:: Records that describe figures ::
● ● ● ●

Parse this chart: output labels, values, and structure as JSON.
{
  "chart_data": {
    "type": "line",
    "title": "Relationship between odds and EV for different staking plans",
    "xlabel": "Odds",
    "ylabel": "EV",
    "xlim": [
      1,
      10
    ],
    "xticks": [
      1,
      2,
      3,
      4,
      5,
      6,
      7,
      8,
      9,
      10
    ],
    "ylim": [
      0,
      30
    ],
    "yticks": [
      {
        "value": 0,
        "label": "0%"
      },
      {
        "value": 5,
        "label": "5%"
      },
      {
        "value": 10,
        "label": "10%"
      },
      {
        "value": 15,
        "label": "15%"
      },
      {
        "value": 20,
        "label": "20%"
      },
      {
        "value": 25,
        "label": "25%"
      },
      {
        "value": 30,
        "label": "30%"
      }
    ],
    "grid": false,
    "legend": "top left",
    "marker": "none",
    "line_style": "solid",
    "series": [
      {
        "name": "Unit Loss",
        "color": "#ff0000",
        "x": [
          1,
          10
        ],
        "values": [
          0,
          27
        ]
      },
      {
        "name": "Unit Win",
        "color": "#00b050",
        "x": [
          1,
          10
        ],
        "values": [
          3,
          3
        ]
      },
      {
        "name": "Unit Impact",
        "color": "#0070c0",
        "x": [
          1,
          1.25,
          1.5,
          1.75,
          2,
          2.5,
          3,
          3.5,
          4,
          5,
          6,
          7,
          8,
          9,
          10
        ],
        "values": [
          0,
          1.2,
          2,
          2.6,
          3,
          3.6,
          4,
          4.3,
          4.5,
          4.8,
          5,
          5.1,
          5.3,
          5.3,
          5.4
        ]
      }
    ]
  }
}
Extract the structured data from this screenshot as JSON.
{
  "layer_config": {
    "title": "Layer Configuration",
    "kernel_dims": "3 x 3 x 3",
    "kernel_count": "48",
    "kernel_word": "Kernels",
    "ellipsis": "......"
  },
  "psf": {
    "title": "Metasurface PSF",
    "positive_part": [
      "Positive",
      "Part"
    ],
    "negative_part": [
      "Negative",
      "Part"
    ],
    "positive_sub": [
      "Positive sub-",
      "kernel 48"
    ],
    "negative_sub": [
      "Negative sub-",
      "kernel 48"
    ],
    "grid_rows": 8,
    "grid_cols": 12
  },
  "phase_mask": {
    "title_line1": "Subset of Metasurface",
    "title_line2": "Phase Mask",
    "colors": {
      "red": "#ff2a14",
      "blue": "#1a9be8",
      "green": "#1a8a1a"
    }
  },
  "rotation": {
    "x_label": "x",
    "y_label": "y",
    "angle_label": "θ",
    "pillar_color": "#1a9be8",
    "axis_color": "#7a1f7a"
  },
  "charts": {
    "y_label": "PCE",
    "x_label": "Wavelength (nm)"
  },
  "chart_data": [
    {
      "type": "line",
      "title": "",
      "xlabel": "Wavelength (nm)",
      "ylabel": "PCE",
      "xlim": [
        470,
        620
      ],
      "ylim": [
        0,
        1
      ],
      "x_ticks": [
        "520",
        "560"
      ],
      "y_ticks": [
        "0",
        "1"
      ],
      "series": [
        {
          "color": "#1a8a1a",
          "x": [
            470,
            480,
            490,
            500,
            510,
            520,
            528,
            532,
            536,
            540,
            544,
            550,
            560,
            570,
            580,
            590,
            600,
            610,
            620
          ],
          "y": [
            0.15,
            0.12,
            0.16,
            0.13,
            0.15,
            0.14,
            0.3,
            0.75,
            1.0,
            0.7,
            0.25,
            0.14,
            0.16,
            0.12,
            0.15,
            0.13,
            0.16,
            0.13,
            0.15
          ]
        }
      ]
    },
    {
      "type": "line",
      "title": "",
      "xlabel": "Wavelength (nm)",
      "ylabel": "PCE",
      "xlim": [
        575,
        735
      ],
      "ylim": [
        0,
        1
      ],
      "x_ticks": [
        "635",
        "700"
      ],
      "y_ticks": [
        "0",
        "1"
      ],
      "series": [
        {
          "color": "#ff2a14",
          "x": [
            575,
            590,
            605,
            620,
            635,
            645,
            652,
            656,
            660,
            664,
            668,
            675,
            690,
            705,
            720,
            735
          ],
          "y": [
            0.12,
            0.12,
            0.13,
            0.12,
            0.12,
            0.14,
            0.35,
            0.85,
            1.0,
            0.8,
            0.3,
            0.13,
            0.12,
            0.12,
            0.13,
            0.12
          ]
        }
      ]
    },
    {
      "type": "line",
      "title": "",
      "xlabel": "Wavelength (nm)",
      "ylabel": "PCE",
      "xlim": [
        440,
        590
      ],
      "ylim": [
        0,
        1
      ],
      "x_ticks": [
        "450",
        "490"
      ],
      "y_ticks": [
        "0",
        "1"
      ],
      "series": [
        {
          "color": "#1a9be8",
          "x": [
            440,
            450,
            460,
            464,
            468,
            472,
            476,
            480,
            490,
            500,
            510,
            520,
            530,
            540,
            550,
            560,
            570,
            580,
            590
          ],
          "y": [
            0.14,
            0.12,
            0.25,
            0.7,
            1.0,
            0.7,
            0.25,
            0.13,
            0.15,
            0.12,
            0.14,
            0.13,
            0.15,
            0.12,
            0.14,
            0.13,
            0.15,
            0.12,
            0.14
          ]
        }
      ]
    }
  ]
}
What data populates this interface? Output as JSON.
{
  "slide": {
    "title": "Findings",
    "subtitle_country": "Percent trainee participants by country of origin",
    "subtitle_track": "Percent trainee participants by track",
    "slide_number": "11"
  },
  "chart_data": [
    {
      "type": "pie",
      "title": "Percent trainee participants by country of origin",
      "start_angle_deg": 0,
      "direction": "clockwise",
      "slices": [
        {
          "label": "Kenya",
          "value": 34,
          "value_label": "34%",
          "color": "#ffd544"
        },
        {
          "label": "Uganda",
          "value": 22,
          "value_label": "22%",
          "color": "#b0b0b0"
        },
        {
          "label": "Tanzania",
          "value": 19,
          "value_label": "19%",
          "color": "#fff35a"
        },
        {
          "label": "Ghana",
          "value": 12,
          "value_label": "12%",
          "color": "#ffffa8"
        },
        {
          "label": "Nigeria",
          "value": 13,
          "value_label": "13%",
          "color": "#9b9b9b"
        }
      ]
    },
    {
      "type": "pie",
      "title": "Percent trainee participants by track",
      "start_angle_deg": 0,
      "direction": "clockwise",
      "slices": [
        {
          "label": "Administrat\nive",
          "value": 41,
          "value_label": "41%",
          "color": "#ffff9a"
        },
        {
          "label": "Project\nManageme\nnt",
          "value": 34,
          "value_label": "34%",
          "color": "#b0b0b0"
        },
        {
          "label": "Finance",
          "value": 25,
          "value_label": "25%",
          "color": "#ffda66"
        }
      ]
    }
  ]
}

● ● ● ●

:: EXERCISE ::
Write out the whole listing exactly.

:: OUTPUT FOR THIS TASK ::
Parse this chart: output labels, values, and structure as JSON.
{
  "chart_data": {
    "type": "line",
    "title": "Relationship between odds and EV for different staking plans",
    "xlabel": "Odds",
    "ylabel": "EV",
    "xlim": [
      1,
      10
    ],
    "xticks": [
      1,
      2,
      3,
      4,
      5,
      6,
      7,
      8,
      9,
      10
    ],
    "ylim": [
      0,
      30
    ],
    "yticks": [
      {
        "value": 0,
        "label": "0%"
      },
      {
        "value": 5,
        "label": "5%"
      },
      {
        "value": 10,
        "label": "10%"
      },
      {
        "value": 15,
        "label": "15%"
      },
      {
        "value": 20,
        "label": "20%"
      },
      {
        "value": 25,
        "label": "25%"
      },
      {
        "value": 30,
        "label": "30%"
      }
    ],
    "grid": false,
    "legend": "top left",
    "marker": "none",
    "line_style": "solid",
    "series": [
      {
        "name": "Unit Loss",
        "color": "#ff0000",
        "x": [
          1,
          10
        ],
        "values": [
          0,
          27
        ]
      },
      {
        "name": "Unit Win",
        "color": "#00b050",
        "x": [
          1,
          10
        ],
        "values": [
          3,
          3
        ]
      },
      {
        "name": "Unit Impact",
        "color": "#0070c0",
        "x": [
          1,
          1.25,
          1.5,
          1.75,
          2,
          2.5,
          3,
          3.5,
          4,
          5,
          6,
          7,
          8,
          9,
          10
        ],
        "values": [
          0,
          1.2,
          2,
          2.6,
          3,
          3.6,
          4,
          4.3,
          4.5,
          4.8,
          5,
          5.1,
          5.3,
          5.3,
          5.4
        ]
      }
    ]
  }
}
Extract the structured data from this screenshot as JSON.
{
  "layer_config": {
    "title": "Layer Configuration",
    "kernel_dims": "3 x 3 x 3",
    "kernel_count": "48",
    "kernel_word": "Kernels",
    "ellipsis": "......"
  },
  "psf": {
    "title": "Metasurface PSF",
    "positive_part": [
      "Positive",
      "Part"
    ],
    "negative_part": [
      "Negative",
      "Part"
    ],
    "positive_sub": [
      "Positive sub-",
      "kernel 48"
    ],
    "negative_sub": [
      "Negative sub-",
      "kernel 48"
    ],
    "grid_rows": 8,
    "grid_cols": 12
  },
  "phase_mask": {
    "title_line1": "Subset of Metasurface",
    "title_line2": "Phase Mask",
    "colors": {
      "red": "#ff2a14",
      "blue": "#1a9be8",
      "green": "#1a8a1a"
    }
  },
  "rotation": {
    "x_label": "x",
    "y_label": "y",
    "angle_label": "θ",
    "pillar_color": "#1a9be8",
    "axis_color": "#7a1f7a"
  },
  "charts": {
    "y_label": "PCE",
    "x_label": "Wavelength (nm)"
  },
  "chart_data": [
    {
      "type": "line",
      "title": "",
      "xlabel": "Wavelength (nm)",
      "ylabel": "PCE",
      "xlim": [
        470,
        620
      ],
      "ylim": [
        0,
        1
      ],
      "x_ticks": [
        "520",
        "560"
      ],
      "y_ticks": [
        "0",
        "1"
      ],
      "series": [
        {
          "color": "#1a8a1a",
          "x": [
            470,
            480,
            490,
            500,
            510,
            520,
            528,
            532,
            536,
            540,
            544,
            550,
            560,
            570,
            580,
            590,
            600,
            610,
            620
          ],
          "y": [
            0.15,
            0.12,
            0.16,
            0.13,
            0.15,
            0.14,
            0.3,
            0.75,
            1.0,
            0.7,
            0.25,
            0.14,
            0.16,
            0.12,
            0.15,
            0.13,
            0.16,
            0.13,
            0.15
          ]
        }
      ]
    },
    {
      "type": "line",
      "title": "",
      "xlabel": "Wavelength (nm)",
      "ylabel": "PCE",
      "xlim": [
        575,
        735
      ],
      "ylim": [
        0,
        1
      ],
      "x_ticks": [
        "635",
        "700"
      ],
      "y_ticks": [
        "0",
        "1"
      ],
      "series": [
        {
          "color": "#ff2a14",
          "x": [
            575,
            590,
            605,
            620,
            635,
            645,
            652,
            656,
            660,
            664,
            668,
            675,
            690,
            705,
            720,
            735
          ],
          "y": [
            0.12,
            0.12,
            0.13,
            0.12,
            0.12,
            0.14,
            0.35,
            0.85,
            1.0,
            0.8,
            0.3,
            0.13,
            0.12,
            0.12,
            0.13,
            0.12
          ]
        }
      ]
    },
    {
      "type": "line",
      "title": "",
      "xlabel": "Wavelength (nm)",
      "ylabel": "PCE",
      "xlim": [
        440,
        590
      ],
      "ylim": [
        0,
        1
      ],
      "x_ticks": [
        "450",
        "490"
      ],
      "y_ticks": [
        "0",
        "1"
      ],
      "series": [
        {
          "color": "#1a9be8",
          "x": [
            440,
            450,
            460,
            464,
            468,
            472,
            476,
            480,
            490,
            500,
            510,
            520,
            530,
            540,
            550,
            560,
            570,
            580,
            590
          ],
          "y": [
            0.14,
            0.12,
            0.25,
            0.7,
            1.0,
            0.7,
            0.25,
            0.13,
            0.15,
            0.12,
            0.14,
            0.13,
            0.15,
            0.12,
            0.14,
            0.13,
            0.15,
            0.12,
            0.14
          ]
        }
      ]
    }
  ]
}
What data populates this interface? Output as JSON.
{
  "slide": {
    "title": "Findings",
    "subtitle_country": "Percent trainee participants by country of origin",
    "subtitle_track": "Percent trainee participants by track",
    "slide_number": "11"
  },
  "chart_data": [
    {
      "type": "pie",
      "title": "Percent trainee participants by country of origin",
      "start_angle_deg": 0,
      "direction": "clockwise",
      "slices": [
        {
          "label": "Kenya",
          "value": 34,
          "value_label": "34%",
          "color": "#ffd544"
        },
        {
          "label": "Uganda",
          "value": 22,
          "value_label": "22%",
          "color": "#b0b0b0"
        },
        {
          "label": "Tanzania",
          "value": 19,
          "value_label": "19%",
          "color": "#fff35a"
        },
        {
          "label": "Ghana",
          "value": 12,
          "value_label": "12%",
          "color": "#ffffa8"
        },
        {
          "label": "Nigeria",
          "value": 13,
          "value_label": "13%",
          "color": "#9b9b9b"
        }
      ]
    },
    {
      "type": "pie",
      "title": "Percent trainee participants by track",
      "start_angle_deg": 0,
      "direction": "clockwise",
      "slices": [
        {
          "label": "Administrat\nive",
          "value": 41,
          "value_label": "41%",
          "color": "#ffff9a"
        },
        {
          "label": "Project\nManageme\nnt",
          "value": 34,
          "value_label": "34%",
          "color": "#b0b0b0"
        },
        {
          "label": "Finance",
          "value": 25,
          "value_label": "25%",
          "color": "#ffda66"
        }
      ]
    }
  ]
}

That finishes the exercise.